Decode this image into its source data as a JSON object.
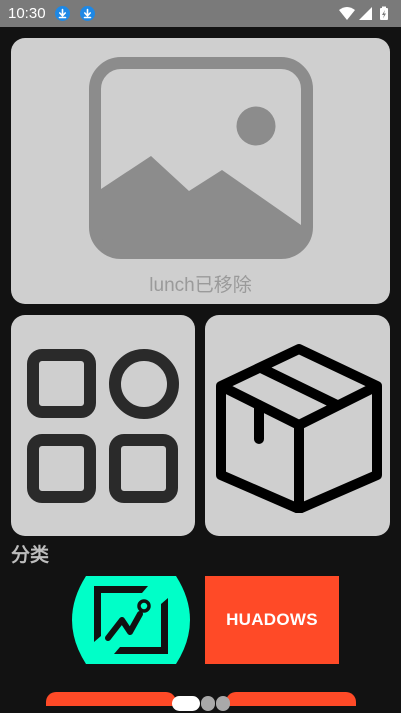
{
  "status_bar": {
    "time": "10:30",
    "icons": [
      "download-icon",
      "download-icon",
      "wifi-icon",
      "signal-icon",
      "battery-icon"
    ],
    "download_color": "#1e88e5"
  },
  "hero_card": {
    "icon": "image-placeholder-icon",
    "label": "lunch已移除"
  },
  "tiles": [
    {
      "icon": "categories-grid-icon"
    },
    {
      "icon": "package-box-icon"
    }
  ],
  "section": {
    "title": "分类"
  },
  "apps": [
    {
      "icon": "gallery-app-icon",
      "color": "#00ffc8"
    },
    {
      "label": "HUADOWS",
      "color": "#ff4a27"
    }
  ],
  "pager": {
    "count": 3,
    "active_index": 0
  },
  "colors": {
    "background": "#121212",
    "card": "#cfcfcf",
    "accent_orange": "#ff4a27"
  }
}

◆ ◆ ◆ ◆ ◆ ◆ ◆

Transcribe all the lines above exactly, apart from the pictures.

§ **RESPONSE BELOW**:
Decode this image into its source data as a JSON object.
{
  "status_bar": {
    "time": "10:30",
    "icons": [
      "download-icon",
      "download-icon",
      "wifi-icon",
      "signal-icon",
      "battery-icon"
    ],
    "download_color": "#1e88e5"
  },
  "hero_card": {
    "icon": "image-placeholder-icon",
    "label": "lunch已移除"
  },
  "tiles": [
    {
      "icon": "categories-grid-icon"
    },
    {
      "icon": "package-box-icon"
    }
  ],
  "section": {
    "title": "分类"
  },
  "apps": [
    {
      "icon": "gallery-app-icon",
      "color": "#00ffc8"
    },
    {
      "label": "HUADOWS",
      "color": "#ff4a27"
    }
  ],
  "pager": {
    "count": 3,
    "active_index": 0
  },
  "colors": {
    "background": "#121212",
    "card": "#cfcfcf",
    "accent_orange": "#ff4a27"
  }
}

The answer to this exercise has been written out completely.